Mutinerie au sein de l’armée de Papouasie Nouvelle-Guinée
27/01/2012 08:57
Un terme refusé Yaura Sasa, un colonel à la retraite qui s’est emparé hier du commandement des Forces de défense. À trois heures du matin, de 12 à 20 soldats ont maîtrisé les gardes de la caserne Taurama pour y arrêter le commandant. Ils se sont ensuite rendus à la caserne Murray pour interpeller cette fois le chef des Forces de défense, le général Francis Awgi maintenant assigné à résidence.
Yaura Sasa refuse le terme de mutinerie ou de coup d’État militaire, Il affirme faire son devoir après avoir été nommé à la tête de l’armée par le gouvernement de Sir Michael Somare et n’aurait pour but que de résoudre la lutte de pouvoir entre Sir Michael Somare et Peter O’Neill, le Premier ministre élu par les députés en août dernier pendant que Sir Michael, Premier ministre d’alors, se faisait opérer du cœur à Singapour.

Données enregistrées:
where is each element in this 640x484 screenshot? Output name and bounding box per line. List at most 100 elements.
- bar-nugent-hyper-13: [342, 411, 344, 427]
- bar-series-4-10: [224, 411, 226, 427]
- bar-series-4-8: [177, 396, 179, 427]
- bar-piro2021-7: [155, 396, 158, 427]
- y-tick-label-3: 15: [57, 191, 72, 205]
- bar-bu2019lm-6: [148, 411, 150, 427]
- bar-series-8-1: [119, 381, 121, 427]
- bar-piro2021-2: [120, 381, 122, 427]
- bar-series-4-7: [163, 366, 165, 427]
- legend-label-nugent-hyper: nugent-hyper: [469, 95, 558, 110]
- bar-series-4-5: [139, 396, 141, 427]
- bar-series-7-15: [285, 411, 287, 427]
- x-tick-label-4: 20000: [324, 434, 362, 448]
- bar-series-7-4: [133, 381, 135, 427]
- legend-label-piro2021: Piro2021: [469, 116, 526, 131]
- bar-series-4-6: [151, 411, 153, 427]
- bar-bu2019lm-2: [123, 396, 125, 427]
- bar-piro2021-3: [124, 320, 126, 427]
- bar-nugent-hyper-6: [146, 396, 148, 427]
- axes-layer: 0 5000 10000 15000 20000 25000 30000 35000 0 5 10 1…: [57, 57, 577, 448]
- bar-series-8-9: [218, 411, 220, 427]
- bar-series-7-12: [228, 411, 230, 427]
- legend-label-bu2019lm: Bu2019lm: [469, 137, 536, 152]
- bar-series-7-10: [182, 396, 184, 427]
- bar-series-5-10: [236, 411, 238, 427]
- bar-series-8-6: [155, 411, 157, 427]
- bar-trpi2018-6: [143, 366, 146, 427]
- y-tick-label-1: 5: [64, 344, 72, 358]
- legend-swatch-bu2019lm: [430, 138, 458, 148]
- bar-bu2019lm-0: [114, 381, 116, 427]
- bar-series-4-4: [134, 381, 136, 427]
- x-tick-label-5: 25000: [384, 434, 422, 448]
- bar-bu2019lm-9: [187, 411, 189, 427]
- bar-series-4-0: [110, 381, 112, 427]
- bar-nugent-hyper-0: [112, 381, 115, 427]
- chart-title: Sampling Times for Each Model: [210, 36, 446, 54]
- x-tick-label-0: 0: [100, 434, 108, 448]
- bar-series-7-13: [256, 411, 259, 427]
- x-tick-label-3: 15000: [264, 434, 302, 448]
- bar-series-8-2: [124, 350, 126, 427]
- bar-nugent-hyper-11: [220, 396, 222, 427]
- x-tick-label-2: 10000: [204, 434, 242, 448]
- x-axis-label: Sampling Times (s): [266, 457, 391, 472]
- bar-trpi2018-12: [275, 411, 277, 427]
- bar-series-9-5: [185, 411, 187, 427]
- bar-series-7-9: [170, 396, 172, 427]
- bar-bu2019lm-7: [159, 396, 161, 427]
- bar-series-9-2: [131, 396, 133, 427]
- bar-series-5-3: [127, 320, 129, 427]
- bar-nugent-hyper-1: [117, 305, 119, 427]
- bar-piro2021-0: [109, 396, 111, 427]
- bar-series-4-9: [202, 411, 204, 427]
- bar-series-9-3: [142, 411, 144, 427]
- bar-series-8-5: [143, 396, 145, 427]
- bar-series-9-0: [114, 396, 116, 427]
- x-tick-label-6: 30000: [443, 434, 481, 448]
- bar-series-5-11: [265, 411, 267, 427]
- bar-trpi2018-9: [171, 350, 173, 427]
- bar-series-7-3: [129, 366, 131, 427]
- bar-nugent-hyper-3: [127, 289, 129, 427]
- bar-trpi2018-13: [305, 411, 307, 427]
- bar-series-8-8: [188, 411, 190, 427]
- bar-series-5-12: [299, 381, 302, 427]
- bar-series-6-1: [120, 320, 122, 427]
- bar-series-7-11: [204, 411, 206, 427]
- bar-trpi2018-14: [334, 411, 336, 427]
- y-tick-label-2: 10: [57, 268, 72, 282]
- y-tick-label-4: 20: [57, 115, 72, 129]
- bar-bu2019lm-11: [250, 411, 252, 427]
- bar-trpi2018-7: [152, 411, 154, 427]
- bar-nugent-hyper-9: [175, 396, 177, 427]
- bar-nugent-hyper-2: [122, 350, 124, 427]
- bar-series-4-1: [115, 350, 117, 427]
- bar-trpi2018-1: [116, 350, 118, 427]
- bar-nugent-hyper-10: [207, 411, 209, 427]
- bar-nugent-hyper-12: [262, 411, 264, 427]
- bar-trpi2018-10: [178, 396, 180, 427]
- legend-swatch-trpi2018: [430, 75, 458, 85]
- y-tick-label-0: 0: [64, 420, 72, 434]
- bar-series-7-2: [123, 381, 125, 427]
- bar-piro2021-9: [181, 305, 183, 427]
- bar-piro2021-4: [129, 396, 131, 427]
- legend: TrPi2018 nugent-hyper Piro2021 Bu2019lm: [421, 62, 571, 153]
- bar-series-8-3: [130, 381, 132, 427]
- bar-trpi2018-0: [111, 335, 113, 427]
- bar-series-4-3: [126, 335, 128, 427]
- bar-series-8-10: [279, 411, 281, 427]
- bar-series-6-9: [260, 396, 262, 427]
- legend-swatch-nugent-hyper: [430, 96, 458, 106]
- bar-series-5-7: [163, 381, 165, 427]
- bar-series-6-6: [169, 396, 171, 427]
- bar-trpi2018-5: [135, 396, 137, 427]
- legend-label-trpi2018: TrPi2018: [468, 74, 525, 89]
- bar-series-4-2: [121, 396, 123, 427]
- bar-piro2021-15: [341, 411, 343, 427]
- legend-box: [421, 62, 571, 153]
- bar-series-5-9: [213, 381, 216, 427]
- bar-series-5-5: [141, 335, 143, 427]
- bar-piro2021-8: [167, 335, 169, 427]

- [Tâche à réaliser]:
Recopiez intégralement l'article sur la mutinerie dans l'armée de Papouasie-Nouvelle-Guinée, sans y changer un seul caractère. Seul l'article doit servir de source.

- [Réponse proposée]:
Mutinerie au sein de l’armée de Papouasie Nouvelle-Guinée
27/01/2012 08:57
Un terme refusé Yaura Sasa, un colonel à la retraite qui s’est emparé hier du commandement des Forces de défense. À trois heures du matin, de 12 à 20 soldats ont maîtrisé les gardes de la caserne Taurama pour y arrêter le commandant. Ils se sont ensuite rendus à la caserne Murray pour interpeller cette fois le chef des Forces de défense, le général Francis Awgi maintenant assigné à résidence.
Yaura Sasa refuse le terme de mutinerie ou de coup d’État militaire, Il affirme faire son devoir après avoir été nommé à la tête de l’armée par le gouvernement de Sir Michael Somare et n’aurait pour but que de résoudre la lutte de pouvoir entre Sir Michael Somare et Peter O’Neill, le Premier ministre élu par les députés en août dernier pendant que Sir Michael, Premier ministre d’alors, se faisait opérer du cœur à Singapour.